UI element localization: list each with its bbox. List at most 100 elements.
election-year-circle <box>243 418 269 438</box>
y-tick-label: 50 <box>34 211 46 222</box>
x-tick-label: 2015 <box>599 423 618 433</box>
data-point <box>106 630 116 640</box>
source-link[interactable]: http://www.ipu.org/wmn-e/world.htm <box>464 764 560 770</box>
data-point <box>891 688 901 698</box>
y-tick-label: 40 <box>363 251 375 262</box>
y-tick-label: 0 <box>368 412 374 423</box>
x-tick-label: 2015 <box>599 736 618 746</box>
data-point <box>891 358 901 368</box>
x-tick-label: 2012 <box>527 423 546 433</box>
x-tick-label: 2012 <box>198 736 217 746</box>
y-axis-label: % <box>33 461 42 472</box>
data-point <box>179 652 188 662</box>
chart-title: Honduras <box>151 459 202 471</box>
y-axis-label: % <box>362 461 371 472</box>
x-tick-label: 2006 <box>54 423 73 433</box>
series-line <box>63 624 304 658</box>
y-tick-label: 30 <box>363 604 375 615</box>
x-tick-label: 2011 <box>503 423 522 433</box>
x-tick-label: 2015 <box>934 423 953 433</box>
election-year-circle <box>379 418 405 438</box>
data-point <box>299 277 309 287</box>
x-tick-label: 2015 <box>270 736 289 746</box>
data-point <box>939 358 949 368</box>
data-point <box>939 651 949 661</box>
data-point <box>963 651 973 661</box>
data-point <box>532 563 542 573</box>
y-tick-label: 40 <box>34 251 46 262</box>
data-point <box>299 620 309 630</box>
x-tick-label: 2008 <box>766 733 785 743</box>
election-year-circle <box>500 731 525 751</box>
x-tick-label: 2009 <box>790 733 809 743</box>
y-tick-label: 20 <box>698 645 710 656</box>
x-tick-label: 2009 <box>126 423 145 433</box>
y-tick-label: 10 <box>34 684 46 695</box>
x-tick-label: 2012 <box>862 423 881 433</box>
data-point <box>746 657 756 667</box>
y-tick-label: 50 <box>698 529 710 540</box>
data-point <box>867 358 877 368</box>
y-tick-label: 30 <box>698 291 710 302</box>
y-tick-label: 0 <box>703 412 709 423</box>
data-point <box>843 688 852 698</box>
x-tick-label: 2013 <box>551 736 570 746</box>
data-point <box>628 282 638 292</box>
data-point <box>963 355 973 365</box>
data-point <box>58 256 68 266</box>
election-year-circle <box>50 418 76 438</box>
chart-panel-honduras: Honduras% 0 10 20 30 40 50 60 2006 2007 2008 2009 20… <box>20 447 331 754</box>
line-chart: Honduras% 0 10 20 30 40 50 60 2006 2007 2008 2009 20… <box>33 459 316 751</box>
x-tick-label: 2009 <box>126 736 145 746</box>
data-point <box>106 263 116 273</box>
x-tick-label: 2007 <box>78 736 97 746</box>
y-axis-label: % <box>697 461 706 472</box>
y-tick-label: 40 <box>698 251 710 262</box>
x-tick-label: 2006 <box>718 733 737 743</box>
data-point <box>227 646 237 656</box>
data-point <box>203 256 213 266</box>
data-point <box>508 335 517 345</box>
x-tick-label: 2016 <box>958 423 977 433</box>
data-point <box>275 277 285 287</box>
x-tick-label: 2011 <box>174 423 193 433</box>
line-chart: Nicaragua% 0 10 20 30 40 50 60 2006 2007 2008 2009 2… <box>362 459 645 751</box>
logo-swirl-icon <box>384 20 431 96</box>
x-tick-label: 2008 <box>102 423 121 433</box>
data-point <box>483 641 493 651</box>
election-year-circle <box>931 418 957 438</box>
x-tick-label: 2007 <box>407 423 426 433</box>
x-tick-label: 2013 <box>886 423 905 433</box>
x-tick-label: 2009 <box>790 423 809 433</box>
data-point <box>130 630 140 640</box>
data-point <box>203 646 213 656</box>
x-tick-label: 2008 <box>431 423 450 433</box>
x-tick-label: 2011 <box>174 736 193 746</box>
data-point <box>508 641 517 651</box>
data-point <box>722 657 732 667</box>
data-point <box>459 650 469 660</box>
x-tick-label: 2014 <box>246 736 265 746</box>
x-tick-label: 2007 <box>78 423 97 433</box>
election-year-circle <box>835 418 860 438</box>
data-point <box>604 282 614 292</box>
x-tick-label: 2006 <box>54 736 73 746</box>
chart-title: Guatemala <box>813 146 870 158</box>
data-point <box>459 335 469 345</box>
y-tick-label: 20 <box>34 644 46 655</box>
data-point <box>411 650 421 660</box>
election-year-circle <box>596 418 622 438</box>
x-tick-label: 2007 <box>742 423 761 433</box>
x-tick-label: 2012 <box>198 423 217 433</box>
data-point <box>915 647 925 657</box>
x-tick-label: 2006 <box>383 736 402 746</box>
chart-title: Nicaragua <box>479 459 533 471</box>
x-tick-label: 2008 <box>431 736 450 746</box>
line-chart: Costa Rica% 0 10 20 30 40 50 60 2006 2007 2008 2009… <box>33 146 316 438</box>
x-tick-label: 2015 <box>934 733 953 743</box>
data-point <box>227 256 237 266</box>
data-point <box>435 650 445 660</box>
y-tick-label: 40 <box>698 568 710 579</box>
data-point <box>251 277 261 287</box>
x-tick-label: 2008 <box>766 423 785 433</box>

- - - -

Update the records above so that every "election-year-circle" reads "election-marker", leaving everything else as it is.

UI element localization: list each with its bbox. List at most 100 elements.
election-marker <box>243 418 269 438</box>
y-tick-label: 50 <box>34 211 46 222</box>
x-tick-label: 2015 <box>599 423 618 433</box>
data-point <box>106 630 116 640</box>
source-link[interactable]: http://www.ipu.org/wmn-e/world.htm <box>464 764 560 770</box>
data-point <box>891 688 901 698</box>
y-tick-label: 40 <box>363 251 375 262</box>
y-tick-label: 0 <box>368 412 374 423</box>
x-tick-label: 2015 <box>599 736 618 746</box>
data-point <box>891 358 901 368</box>
x-tick-label: 2012 <box>527 423 546 433</box>
x-tick-label: 2012 <box>198 736 217 746</box>
y-axis-label: % <box>33 461 42 472</box>
data-point <box>179 652 188 662</box>
chart-title: Honduras <box>151 459 202 471</box>
y-axis-label: % <box>362 461 371 472</box>
x-tick-label: 2006 <box>54 423 73 433</box>
series-line <box>63 624 304 658</box>
y-tick-label: 30 <box>363 604 375 615</box>
x-tick-label: 2011 <box>503 423 522 433</box>
x-tick-label: 2015 <box>934 423 953 433</box>
election-marker <box>379 418 405 438</box>
data-point <box>299 277 309 287</box>
x-tick-label: 2015 <box>270 736 289 746</box>
data-point <box>939 358 949 368</box>
data-point <box>939 651 949 661</box>
data-point <box>963 651 973 661</box>
data-point <box>532 563 542 573</box>
y-tick-label: 40 <box>34 251 46 262</box>
data-point <box>299 620 309 630</box>
x-tick-label: 2008 <box>766 733 785 743</box>
election-marker <box>500 731 525 751</box>
x-tick-label: 2009 <box>790 733 809 743</box>
y-tick-label: 20 <box>698 645 710 656</box>
x-tick-label: 2009 <box>126 423 145 433</box>
y-tick-label: 10 <box>34 684 46 695</box>
x-tick-label: 2012 <box>862 423 881 433</box>
data-point <box>746 657 756 667</box>
y-tick-label: 50 <box>698 529 710 540</box>
data-point <box>867 358 877 368</box>
y-tick-label: 30 <box>698 291 710 302</box>
y-tick-label: 0 <box>703 412 709 423</box>
data-point <box>843 688 852 698</box>
x-tick-label: 2013 <box>551 736 570 746</box>
data-point <box>628 282 638 292</box>
data-point <box>963 355 973 365</box>
data-point <box>58 256 68 266</box>
election-marker <box>50 418 76 438</box>
chart-panel-honduras: Honduras% 0 10 20 30 40 50 60 2006 2007 2008 2009 20… <box>20 447 331 754</box>
line-chart: Honduras% 0 10 20 30 40 50 60 2006 2007 2008 2009 20… <box>33 459 316 751</box>
x-tick-label: 2009 <box>126 736 145 746</box>
data-point <box>106 263 116 273</box>
x-tick-label: 2007 <box>78 736 97 746</box>
y-axis-label: % <box>697 461 706 472</box>
y-tick-label: 40 <box>698 251 710 262</box>
x-tick-label: 2006 <box>718 733 737 743</box>
data-point <box>227 646 237 656</box>
data-point <box>203 256 213 266</box>
data-point <box>508 335 517 345</box>
x-tick-label: 2016 <box>958 423 977 433</box>
data-point <box>275 277 285 287</box>
x-tick-label: 2011 <box>174 423 193 433</box>
line-chart: Nicaragua% 0 10 20 30 40 50 60 2006 2007 2008 2009 2… <box>362 459 645 751</box>
logo-swirl-icon <box>384 20 431 96</box>
x-tick-label: 2008 <box>102 423 121 433</box>
data-point <box>483 641 493 651</box>
election-marker <box>931 418 957 438</box>
x-tick-label: 2007 <box>407 423 426 433</box>
x-tick-label: 2013 <box>886 423 905 433</box>
x-tick-label: 2009 <box>790 423 809 433</box>
data-point <box>130 630 140 640</box>
data-point <box>203 646 213 656</box>
x-tick-label: 2008 <box>431 423 450 433</box>
x-tick-label: 2011 <box>174 736 193 746</box>
data-point <box>508 641 517 651</box>
data-point <box>722 657 732 667</box>
data-point <box>459 650 469 660</box>
x-tick-label: 2014 <box>246 736 265 746</box>
x-tick-label: 2007 <box>78 423 97 433</box>
election-marker <box>835 418 860 438</box>
data-point <box>604 282 614 292</box>
x-tick-label: 2006 <box>54 736 73 746</box>
chart-title: Guatemala <box>813 146 870 158</box>
data-point <box>459 335 469 345</box>
y-tick-label: 20 <box>34 644 46 655</box>
data-point <box>411 650 421 660</box>
election-marker <box>596 418 622 438</box>
x-tick-label: 2007 <box>742 423 761 433</box>
x-tick-label: 2012 <box>198 423 217 433</box>
data-point <box>915 647 925 657</box>
x-tick-label: 2006 <box>383 736 402 746</box>
chart-title: Nicaragua <box>479 459 533 471</box>
x-tick-label: 2008 <box>431 736 450 746</box>
line-chart: Costa Rica% 0 10 20 30 40 50 60 2006 2007 2008 2009… <box>33 146 316 438</box>
x-tick-label: 2015 <box>934 733 953 743</box>
data-point <box>227 256 237 266</box>
data-point <box>435 650 445 660</box>
y-tick-label: 40 <box>698 568 710 579</box>
data-point <box>251 277 261 287</box>
x-tick-label: 2008 <box>766 423 785 433</box>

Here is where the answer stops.